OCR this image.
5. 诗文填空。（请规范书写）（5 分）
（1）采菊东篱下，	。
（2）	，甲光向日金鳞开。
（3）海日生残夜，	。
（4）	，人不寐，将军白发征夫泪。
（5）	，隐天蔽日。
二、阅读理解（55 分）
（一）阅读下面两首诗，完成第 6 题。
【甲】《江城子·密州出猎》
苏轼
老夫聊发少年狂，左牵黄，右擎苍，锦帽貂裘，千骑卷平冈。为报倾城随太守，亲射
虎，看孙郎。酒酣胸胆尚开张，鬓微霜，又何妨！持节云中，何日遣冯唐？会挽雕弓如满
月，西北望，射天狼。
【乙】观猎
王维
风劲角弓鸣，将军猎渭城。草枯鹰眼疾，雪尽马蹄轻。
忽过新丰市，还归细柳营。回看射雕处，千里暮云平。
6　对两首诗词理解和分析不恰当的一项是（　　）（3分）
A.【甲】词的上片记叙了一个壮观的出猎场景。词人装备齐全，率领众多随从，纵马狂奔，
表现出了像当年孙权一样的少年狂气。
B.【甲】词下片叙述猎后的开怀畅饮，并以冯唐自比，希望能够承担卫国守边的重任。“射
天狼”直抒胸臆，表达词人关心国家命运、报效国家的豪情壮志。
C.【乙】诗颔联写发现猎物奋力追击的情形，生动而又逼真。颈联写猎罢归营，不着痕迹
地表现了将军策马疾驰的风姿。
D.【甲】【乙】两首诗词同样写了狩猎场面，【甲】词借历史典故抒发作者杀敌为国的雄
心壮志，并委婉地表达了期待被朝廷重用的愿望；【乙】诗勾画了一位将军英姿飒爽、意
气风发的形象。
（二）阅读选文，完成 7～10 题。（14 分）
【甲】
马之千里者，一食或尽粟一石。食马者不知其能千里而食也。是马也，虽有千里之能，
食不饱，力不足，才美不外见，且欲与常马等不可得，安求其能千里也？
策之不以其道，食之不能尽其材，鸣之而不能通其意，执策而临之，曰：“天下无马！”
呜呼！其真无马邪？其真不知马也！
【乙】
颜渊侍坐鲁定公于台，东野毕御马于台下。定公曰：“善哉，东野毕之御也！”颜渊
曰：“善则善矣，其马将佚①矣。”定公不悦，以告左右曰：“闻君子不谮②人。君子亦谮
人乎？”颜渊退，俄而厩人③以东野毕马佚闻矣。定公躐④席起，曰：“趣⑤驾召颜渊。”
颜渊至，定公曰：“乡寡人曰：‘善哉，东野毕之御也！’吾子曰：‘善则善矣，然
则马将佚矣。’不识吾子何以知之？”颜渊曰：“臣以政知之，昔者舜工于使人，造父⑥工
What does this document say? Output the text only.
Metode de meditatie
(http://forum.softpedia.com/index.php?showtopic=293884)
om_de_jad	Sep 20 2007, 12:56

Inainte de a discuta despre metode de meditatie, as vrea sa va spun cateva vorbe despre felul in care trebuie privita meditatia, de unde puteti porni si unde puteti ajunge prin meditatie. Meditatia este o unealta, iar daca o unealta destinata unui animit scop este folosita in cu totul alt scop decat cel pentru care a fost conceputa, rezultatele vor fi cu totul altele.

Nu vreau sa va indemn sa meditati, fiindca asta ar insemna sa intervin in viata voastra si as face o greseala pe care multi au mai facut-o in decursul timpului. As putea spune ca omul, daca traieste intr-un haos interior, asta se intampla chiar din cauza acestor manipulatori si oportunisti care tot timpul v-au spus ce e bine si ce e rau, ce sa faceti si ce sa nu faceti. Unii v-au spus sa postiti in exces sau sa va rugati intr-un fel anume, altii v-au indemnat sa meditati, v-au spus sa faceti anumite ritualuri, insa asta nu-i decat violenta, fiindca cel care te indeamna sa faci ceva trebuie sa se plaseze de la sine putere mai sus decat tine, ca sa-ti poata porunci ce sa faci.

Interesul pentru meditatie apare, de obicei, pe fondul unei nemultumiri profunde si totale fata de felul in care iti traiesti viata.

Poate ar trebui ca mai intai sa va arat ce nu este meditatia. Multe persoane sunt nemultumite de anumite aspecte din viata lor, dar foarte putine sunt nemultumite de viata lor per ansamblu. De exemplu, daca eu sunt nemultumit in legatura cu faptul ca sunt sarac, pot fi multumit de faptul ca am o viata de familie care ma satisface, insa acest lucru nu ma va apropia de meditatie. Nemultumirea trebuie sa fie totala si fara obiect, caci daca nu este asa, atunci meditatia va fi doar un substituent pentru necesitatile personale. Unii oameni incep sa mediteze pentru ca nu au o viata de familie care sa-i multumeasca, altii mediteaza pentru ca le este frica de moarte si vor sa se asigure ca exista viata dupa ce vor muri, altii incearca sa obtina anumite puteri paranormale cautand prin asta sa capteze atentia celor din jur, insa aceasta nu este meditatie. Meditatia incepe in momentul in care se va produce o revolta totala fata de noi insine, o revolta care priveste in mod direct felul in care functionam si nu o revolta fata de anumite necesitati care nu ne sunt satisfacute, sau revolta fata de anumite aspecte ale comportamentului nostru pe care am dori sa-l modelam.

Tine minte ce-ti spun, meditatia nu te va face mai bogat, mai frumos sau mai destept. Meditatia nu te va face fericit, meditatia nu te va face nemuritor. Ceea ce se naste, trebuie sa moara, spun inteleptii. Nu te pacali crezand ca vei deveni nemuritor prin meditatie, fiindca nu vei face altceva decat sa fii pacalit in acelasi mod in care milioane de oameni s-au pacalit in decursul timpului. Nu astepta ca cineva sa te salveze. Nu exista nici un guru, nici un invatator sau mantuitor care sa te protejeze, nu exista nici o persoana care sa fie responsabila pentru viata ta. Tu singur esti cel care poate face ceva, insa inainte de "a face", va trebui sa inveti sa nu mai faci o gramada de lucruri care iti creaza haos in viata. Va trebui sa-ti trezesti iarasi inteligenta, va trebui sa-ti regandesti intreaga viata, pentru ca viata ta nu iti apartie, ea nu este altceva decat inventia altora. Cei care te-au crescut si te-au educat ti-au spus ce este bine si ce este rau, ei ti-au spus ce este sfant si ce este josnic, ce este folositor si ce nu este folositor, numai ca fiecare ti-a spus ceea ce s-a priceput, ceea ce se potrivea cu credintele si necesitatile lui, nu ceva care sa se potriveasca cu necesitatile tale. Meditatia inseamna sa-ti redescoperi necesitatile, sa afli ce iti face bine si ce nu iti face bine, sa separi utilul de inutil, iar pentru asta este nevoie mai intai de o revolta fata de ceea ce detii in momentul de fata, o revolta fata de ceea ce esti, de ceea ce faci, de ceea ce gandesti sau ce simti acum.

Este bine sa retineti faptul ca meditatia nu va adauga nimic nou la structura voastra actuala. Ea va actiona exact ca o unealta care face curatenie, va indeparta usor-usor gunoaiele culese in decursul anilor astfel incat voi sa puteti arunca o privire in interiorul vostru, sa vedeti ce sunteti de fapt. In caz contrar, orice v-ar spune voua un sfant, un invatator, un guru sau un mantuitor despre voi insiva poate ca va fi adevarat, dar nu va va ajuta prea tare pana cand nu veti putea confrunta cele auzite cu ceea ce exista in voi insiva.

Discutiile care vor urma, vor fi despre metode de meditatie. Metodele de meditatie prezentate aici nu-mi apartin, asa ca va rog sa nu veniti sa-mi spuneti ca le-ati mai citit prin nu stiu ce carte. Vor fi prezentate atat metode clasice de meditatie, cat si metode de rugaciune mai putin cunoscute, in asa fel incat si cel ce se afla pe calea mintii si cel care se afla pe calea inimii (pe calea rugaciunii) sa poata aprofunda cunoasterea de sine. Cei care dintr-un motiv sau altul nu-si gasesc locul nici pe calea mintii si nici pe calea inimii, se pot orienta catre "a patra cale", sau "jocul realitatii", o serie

◆ Do this: Word for word, extract all the records.

◆ Full output:
OCR this image.
5. 诗文填空。（请规范书写）（5 分）
（1）采菊东篱下，	。
（2）	，甲光向日金鳞开。
（3）海日生残夜，	。
（4）	，人不寐，将军白发征夫泪。
（5）	，隐天蔽日。
二、阅读理解（55 分）
（一）阅读下面两首诗，完成第 6 题。
【甲】《江城子·密州出猎》
苏轼
老夫聊发少年狂，左牵黄，右擎苍，锦帽貂裘，千骑卷平冈。为报倾城随太守，亲射
虎，看孙郎。酒酣胸胆尚开张，鬓微霜，又何妨！持节云中，何日遣冯唐？会挽雕弓如满
月，西北望，射天狼。
【乙】观猎
王维
风劲角弓鸣，将军猎渭城。草枯鹰眼疾，雪尽马蹄轻。
忽过新丰市，还归细柳营。回看射雕处，千里暮云平。
6　对两首诗词理解和分析不恰当的一项是（　　）（3分）
A.【甲】词的上片记叙了一个壮观的出猎场景。词人装备齐全，率领众多随从，纵马狂奔，
表现出了像当年孙权一样的少年狂气。
B.【甲】词下片叙述猎后的开怀畅饮，并以冯唐自比，希望能够承担卫国守边的重任。“射
天狼”直抒胸臆，表达词人关心国家命运、报效国家的豪情壮志。
C.【乙】诗颔联写发现猎物奋力追击的情形，生动而又逼真。颈联写猎罢归营，不着痕迹
地表现了将军策马疾驰的风姿。
D.【甲】【乙】两首诗词同样写了狩猎场面，【甲】词借历史典故抒发作者杀敌为国的雄
心壮志，并委婉地表达了期待被朝廷重用的愿望；【乙】诗勾画了一位将军英姿飒爽、意
气风发的形象。
（二）阅读选文，完成 7～10 题。（14 分）
【甲】
马之千里者，一食或尽粟一石。食马者不知其能千里而食也。是马也，虽有千里之能，
食不饱，力不足，才美不外见，且欲与常马等不可得，安求其能千里也？
策之不以其道，食之不能尽其材，鸣之而不能通其意，执策而临之，曰：“天下无马！”
呜呼！其真无马邪？其真不知马也！
【乙】
颜渊侍坐鲁定公于台，东野毕御马于台下。定公曰：“善哉，东野毕之御也！”颜渊
曰：“善则善矣，其马将佚①矣。”定公不悦，以告左右曰：“闻君子不谮②人。君子亦谮
人乎？”颜渊退，俄而厩人③以东野毕马佚闻矣。定公躐④席起，曰：“趣⑤驾召颜渊。”
颜渊至，定公曰：“乡寡人曰：‘善哉，东野毕之御也！’吾子曰：‘善则善矣，然
则马将佚矣。’不识吾子何以知之？”颜渊曰：“臣以政知之，昔者舜工于使人，造父⑥工
What does this document say? Output the text only.
Metode de meditatie
(http://forum.softpedia.com/index.php?showtopic=293884)
om_de_jad	Sep 20 2007, 12:56

Inainte de a discuta despre metode de meditatie, as vrea sa va spun cateva vorbe despre felul in care trebuie privita meditatia, de unde puteti porni si unde puteti ajunge prin meditatie. Meditatia este o unealta, iar daca o unealta destinata unui animit scop este folosita in cu totul alt scop decat cel pentru care a fost conceputa, rezultatele vor fi cu totul altele.

Nu vreau sa va indemn sa meditati, fiindca asta ar insemna sa intervin in viata voastra si as face o greseala pe care multi au mai facut-o in decursul timpului. As putea spune ca omul, daca traieste intr-un haos interior, asta se intampla chiar din cauza acestor manipulatori si oportunisti care tot timpul v-au spus ce e bine si ce e rau, ce sa faceti si ce sa nu faceti. Unii v-au spus sa postiti in exces sau sa va rugati intr-un fel anume, altii v-au indemnat sa meditati, v-au spus sa faceti anumite ritualuri, insa asta nu-i decat violenta, fiindca cel care te indeamna sa faci ceva trebuie sa se plaseze de la sine putere mai sus decat tine, ca sa-ti poata porunci ce sa faci.

Interesul pentru meditatie apare, de obicei, pe fondul unei nemultumiri profunde si totale fata de felul in care iti traiesti viata.

Poate ar trebui ca mai intai sa va arat ce nu este meditatia. Multe persoane sunt nemultumite de anumite aspecte din viata lor, dar foarte putine sunt nemultumite de viata lor per ansamblu. De exemplu, daca eu sunt nemultumit in legatura cu faptul ca sunt sarac, pot fi multumit de faptul ca am o viata de familie care ma satisface, insa acest lucru nu ma va apropia de meditatie. Nemultumirea trebuie sa fie totala si fara obiect, caci daca nu este asa, atunci meditatia va fi doar un substituent pentru necesitatile personale. Unii oameni incep sa mediteze pentru ca nu au o viata de familie care sa-i multumeasca, altii mediteaza pentru ca le este frica de moarte si vor sa se asigure ca exista viata dupa ce vor muri, altii incearca sa obtina anumite puteri paranormale cautand prin asta sa capteze atentia celor din jur, insa aceasta nu este meditatie. Meditatia incepe in momentul in care se va produce o revolta totala fata de noi insine, o revolta care priveste in mod direct felul in care functionam si nu o revolta fata de anumite necesitati care nu ne sunt satisfacute, sau revolta fata de anumite aspecte ale comportamentului nostru pe care am dori sa-l modelam.

Tine minte ce-ti spun, meditatia nu te va face mai bogat, mai frumos sau mai destept. Meditatia nu te va face fericit, meditatia nu te va face nemuritor. Ceea ce se naste, trebuie sa moara, spun inteleptii. Nu te pacali crezand ca vei deveni nemuritor prin meditatie, fiindca nu vei face altceva decat sa fii pacalit in acelasi mod in care milioane de oameni s-au pacalit in decursul timpului. Nu astepta ca cineva sa te salveze. Nu exista nici un guru, nici un invatator sau mantuitor care sa te protejeze, nu exista nici o persoana care sa fie responsabila pentru viata ta. Tu singur esti cel care poate face ceva, insa inainte de "a face", va trebui sa inveti sa nu mai faci o gramada de lucruri care iti creaza haos in viata. Va trebui sa-ti trezesti iarasi inteligenta, va trebui sa-ti regandesti intreaga viata, pentru ca viata ta nu iti apartie, ea nu este altceva decat inventia altora. Cei care te-au crescut si te-au educat ti-au spus ce este bine si ce este rau, ei ti-au spus ce este sfant si ce este josnic, ce este folositor si ce nu este folositor, numai ca fiecare ti-a spus ceea ce s-a priceput, ceea ce se potrivea cu credintele si necesitatile lui, nu ceva care sa se potriveasca cu necesitatile tale. Meditatia inseamna sa-ti redescoperi necesitatile, sa afli ce iti face bine si ce nu iti face bine, sa separi utilul de inutil, iar pentru asta este nevoie mai intai de o revolta fata de ceea ce detii in momentul de fata, o revolta fata de ceea ce esti, de ceea ce faci, de ceea ce gandesti sau ce simti acum.

Este bine sa retineti faptul ca meditatia nu va adauga nimic nou la structura voastra actuala. Ea va actiona exact ca o unealta care face curatenie, va indeparta usor-usor gunoaiele culese in decursul anilor astfel incat voi sa puteti arunca o privire in interiorul vostru, sa vedeti ce sunteti de fapt. In caz contrar, orice v-ar spune voua un sfant, un invatator, un guru sau un mantuitor despre voi insiva poate ca va fi adevarat, dar nu va va ajuta prea tare pana cand nu veti putea confrunta cele auzite cu ceea ce exista in voi insiva.

Discutiile care vor urma, vor fi despre metode de meditatie. Metodele de meditatie prezentate aici nu-mi apartin, asa ca va rog sa nu veniti sa-mi spuneti ca le-ati mai citit prin nu stiu ce carte. Vor fi prezentate atat metode clasice de meditatie, cat si metode de rugaciune mai putin cunoscute, in asa fel incat si cel ce se afla pe calea mintii si cel care se afla pe calea inimii (pe calea rugaciunii) sa poata aprofunda cunoasterea de sine. Cei care dintr-un motiv sau altul nu-si gasesc locul nici pe calea mintii si nici pe calea inimii, se pot orienta catre "a patra cale", sau "jocul realitatii", o serie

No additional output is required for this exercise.